_What is needed_:
Copy out each line of the data that holds the word "response".

(Dataset entries)
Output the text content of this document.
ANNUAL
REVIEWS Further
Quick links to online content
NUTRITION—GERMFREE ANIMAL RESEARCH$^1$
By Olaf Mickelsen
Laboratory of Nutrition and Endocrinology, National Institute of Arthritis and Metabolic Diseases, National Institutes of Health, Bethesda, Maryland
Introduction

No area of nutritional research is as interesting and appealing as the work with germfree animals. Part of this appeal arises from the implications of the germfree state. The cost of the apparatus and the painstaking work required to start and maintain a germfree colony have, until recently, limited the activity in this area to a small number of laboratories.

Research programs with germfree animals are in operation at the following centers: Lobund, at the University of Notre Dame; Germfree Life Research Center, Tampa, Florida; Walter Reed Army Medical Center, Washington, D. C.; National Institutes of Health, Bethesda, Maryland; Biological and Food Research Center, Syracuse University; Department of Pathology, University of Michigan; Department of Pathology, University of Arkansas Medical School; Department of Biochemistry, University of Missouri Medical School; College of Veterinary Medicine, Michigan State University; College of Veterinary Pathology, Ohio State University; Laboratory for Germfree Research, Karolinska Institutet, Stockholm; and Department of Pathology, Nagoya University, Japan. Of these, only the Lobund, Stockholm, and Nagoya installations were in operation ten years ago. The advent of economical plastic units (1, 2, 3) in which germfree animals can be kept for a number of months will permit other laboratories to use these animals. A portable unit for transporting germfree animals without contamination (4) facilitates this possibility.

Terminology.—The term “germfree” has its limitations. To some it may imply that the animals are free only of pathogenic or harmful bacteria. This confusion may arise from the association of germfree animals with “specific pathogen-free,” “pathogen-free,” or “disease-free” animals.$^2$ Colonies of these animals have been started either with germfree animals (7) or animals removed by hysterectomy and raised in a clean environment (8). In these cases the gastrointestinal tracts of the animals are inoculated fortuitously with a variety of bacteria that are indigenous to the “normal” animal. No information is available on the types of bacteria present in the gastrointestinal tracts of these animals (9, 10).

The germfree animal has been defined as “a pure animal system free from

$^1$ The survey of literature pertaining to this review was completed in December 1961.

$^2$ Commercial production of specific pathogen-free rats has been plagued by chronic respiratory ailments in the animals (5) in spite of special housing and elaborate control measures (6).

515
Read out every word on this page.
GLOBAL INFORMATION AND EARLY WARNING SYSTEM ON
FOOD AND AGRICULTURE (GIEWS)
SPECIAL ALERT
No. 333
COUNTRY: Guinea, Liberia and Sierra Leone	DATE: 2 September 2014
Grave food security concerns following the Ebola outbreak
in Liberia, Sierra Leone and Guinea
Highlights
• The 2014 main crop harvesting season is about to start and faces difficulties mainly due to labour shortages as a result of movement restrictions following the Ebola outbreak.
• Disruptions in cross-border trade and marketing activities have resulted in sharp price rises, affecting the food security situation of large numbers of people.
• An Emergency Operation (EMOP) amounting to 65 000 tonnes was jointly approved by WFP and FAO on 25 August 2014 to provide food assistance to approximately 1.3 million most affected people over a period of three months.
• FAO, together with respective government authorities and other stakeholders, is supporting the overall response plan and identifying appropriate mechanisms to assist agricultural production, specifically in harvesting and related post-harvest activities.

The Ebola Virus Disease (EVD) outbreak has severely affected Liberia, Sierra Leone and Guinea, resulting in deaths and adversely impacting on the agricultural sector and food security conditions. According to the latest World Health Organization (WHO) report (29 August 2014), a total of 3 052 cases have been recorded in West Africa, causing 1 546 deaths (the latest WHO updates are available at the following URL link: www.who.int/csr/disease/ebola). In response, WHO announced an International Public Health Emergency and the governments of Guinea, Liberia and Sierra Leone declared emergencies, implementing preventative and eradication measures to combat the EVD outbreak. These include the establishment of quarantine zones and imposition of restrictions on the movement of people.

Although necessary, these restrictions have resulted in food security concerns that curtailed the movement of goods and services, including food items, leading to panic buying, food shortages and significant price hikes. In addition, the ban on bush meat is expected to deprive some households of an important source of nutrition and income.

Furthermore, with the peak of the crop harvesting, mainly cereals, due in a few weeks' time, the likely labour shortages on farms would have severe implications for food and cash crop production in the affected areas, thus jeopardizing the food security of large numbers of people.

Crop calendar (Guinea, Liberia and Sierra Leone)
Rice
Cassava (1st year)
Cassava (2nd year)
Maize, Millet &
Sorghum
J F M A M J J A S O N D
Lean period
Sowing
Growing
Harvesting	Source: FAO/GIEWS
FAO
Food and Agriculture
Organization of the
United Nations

_The completed task_:
• FAO, together with respective government authorities and other stakeholders, is supporting the overall response plan and identifying appropriate mechanisms to assist agricultural production, specifically in harvesting and related post-harvest activities.
The Ebola Virus Disease (EVD) outbreak has severely affected Liberia, Sierra Leone and Guinea, resulting in deaths and adversely impacting on the agricultural sector and food security conditions. According to the latest World Health Organization (WHO) report (29 August 2014), a total of 3 052 cases have been recorded in West Africa, causing 1 546 deaths (the latest WHO updates are available at the following URL link: www.who.int/csr/disease/ebola). In response, WHO announced an International Public Health Emergency and the governments of Guinea, Liberia and Sierra Leone declared emergencies, implementing preventative and eradication measures to combat the EVD outbreak. These include the establishment of quarantine zones and imposition of restrictions on the movement of people.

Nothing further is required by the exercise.